# Task objective
Among the lines below, count those with "corporate". Give the total alone.

# Stored rows
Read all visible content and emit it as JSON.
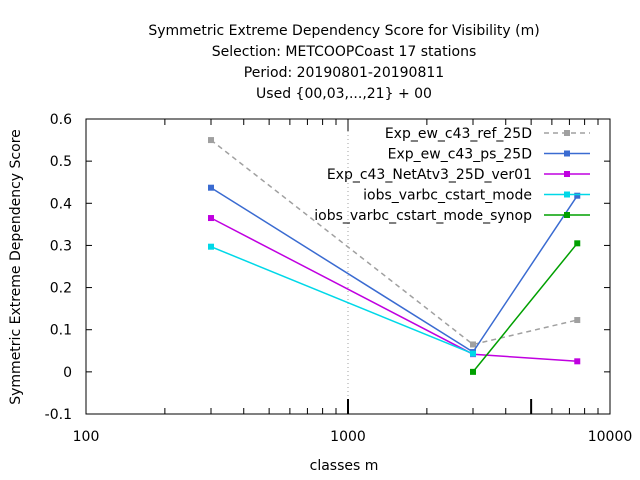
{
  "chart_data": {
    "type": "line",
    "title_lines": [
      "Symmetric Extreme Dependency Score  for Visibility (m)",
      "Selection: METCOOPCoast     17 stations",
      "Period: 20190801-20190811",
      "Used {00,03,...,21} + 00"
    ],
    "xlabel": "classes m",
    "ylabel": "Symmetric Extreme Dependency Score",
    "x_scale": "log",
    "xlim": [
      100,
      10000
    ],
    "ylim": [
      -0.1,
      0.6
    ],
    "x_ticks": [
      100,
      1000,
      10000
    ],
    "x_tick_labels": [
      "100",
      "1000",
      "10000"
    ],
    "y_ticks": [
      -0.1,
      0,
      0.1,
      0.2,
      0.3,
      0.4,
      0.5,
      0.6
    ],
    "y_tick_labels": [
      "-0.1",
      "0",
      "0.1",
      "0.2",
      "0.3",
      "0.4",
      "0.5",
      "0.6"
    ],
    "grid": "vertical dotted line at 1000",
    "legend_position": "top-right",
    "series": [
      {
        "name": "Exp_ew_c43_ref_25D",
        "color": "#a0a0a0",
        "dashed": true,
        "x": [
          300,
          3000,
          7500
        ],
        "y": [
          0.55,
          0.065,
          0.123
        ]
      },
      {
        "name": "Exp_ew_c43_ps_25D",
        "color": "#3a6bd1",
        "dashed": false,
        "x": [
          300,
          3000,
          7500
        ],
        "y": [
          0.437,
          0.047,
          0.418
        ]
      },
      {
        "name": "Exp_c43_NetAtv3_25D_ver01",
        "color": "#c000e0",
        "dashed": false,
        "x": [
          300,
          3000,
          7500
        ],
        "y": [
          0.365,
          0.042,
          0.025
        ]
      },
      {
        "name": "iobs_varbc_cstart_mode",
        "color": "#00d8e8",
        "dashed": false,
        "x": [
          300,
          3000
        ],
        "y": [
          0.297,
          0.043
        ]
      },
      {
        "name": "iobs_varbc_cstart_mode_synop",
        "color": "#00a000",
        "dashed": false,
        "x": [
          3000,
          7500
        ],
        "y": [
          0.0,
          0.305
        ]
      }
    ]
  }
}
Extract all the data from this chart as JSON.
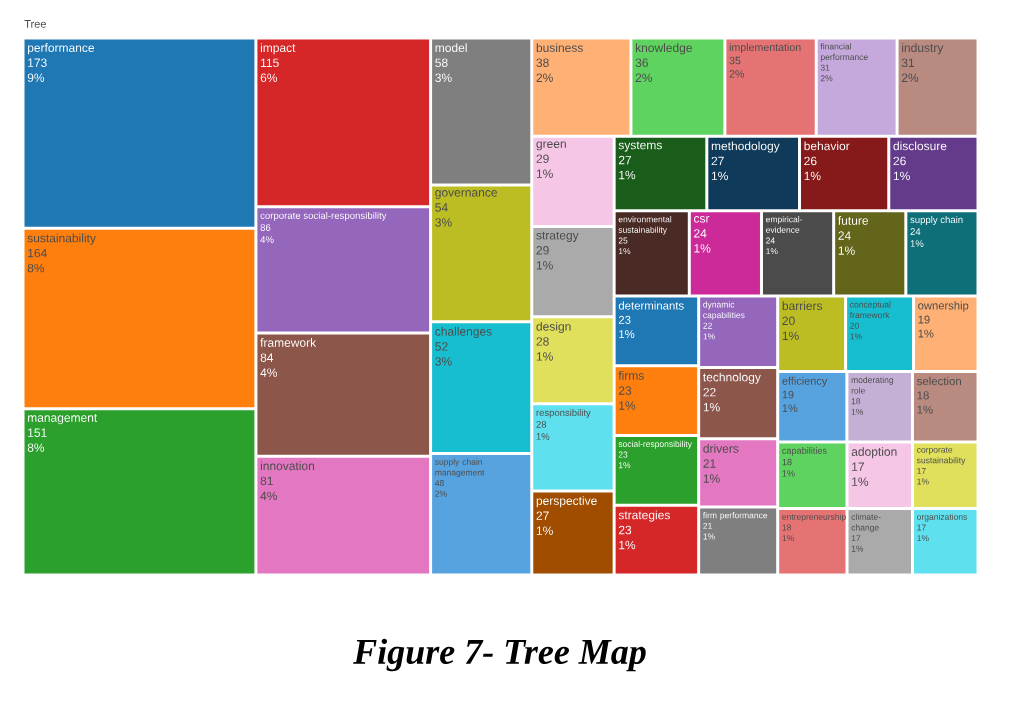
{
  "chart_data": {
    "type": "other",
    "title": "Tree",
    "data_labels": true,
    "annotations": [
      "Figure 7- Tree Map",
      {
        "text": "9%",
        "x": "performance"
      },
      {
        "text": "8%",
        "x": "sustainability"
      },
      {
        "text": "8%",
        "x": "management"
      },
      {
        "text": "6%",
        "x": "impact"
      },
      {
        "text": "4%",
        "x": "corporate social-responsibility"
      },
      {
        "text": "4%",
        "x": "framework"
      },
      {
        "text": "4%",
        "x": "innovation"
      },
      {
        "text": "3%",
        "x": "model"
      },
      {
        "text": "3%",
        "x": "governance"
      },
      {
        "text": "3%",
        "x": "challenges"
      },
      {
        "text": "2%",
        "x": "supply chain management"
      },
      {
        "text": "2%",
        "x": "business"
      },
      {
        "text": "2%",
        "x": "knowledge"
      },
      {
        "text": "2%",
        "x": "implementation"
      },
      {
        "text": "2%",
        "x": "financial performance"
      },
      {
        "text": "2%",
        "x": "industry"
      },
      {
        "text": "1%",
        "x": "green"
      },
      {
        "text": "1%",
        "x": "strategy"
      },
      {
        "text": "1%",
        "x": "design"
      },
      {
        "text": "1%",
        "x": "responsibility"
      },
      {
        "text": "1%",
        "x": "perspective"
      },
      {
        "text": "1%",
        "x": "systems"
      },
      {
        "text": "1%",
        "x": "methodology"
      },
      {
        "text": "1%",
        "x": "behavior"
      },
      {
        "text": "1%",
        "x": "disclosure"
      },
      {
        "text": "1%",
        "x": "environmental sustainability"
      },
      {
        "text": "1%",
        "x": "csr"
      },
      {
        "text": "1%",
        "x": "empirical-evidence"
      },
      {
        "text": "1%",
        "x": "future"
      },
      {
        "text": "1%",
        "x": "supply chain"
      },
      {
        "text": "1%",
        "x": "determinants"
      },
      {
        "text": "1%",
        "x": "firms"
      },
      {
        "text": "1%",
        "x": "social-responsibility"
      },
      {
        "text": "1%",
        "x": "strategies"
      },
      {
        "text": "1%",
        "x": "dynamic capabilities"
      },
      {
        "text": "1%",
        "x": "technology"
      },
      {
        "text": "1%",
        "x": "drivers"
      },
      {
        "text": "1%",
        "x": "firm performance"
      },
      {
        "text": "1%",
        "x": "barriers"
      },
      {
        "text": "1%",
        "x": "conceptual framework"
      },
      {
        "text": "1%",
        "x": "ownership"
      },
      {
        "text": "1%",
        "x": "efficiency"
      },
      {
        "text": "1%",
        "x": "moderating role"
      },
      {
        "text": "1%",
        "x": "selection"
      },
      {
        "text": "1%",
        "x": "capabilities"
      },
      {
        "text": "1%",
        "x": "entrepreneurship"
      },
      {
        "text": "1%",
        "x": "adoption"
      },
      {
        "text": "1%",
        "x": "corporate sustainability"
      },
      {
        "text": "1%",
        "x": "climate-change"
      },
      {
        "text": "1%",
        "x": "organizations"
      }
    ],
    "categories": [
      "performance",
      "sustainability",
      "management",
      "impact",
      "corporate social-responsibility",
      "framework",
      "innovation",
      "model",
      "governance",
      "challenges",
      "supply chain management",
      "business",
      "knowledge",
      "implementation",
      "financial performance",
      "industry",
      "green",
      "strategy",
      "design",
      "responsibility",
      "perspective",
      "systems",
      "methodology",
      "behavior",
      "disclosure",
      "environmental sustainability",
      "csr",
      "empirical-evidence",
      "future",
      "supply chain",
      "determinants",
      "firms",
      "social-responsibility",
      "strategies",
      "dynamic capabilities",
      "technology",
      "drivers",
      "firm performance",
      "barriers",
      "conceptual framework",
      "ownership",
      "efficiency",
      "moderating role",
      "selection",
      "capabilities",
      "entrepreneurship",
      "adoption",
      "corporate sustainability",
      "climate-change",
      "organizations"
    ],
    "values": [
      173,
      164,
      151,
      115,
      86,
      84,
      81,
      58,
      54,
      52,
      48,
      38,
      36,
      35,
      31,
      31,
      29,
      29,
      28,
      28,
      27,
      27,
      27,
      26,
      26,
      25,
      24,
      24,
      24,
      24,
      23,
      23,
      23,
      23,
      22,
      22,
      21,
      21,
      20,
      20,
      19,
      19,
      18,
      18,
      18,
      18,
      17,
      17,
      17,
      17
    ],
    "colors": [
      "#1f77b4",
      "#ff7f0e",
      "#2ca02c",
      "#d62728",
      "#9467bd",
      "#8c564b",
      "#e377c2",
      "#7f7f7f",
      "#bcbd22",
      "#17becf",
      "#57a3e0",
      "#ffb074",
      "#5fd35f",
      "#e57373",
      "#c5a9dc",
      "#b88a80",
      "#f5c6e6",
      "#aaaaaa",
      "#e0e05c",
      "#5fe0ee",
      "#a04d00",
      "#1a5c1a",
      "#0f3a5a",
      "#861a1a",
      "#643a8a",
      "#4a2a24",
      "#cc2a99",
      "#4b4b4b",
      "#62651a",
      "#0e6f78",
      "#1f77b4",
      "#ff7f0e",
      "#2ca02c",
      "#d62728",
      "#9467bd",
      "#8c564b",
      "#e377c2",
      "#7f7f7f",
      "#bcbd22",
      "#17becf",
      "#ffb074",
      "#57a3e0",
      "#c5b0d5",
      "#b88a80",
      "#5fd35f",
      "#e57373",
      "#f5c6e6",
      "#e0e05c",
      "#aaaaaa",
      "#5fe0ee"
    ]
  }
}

# Solution for this problem
4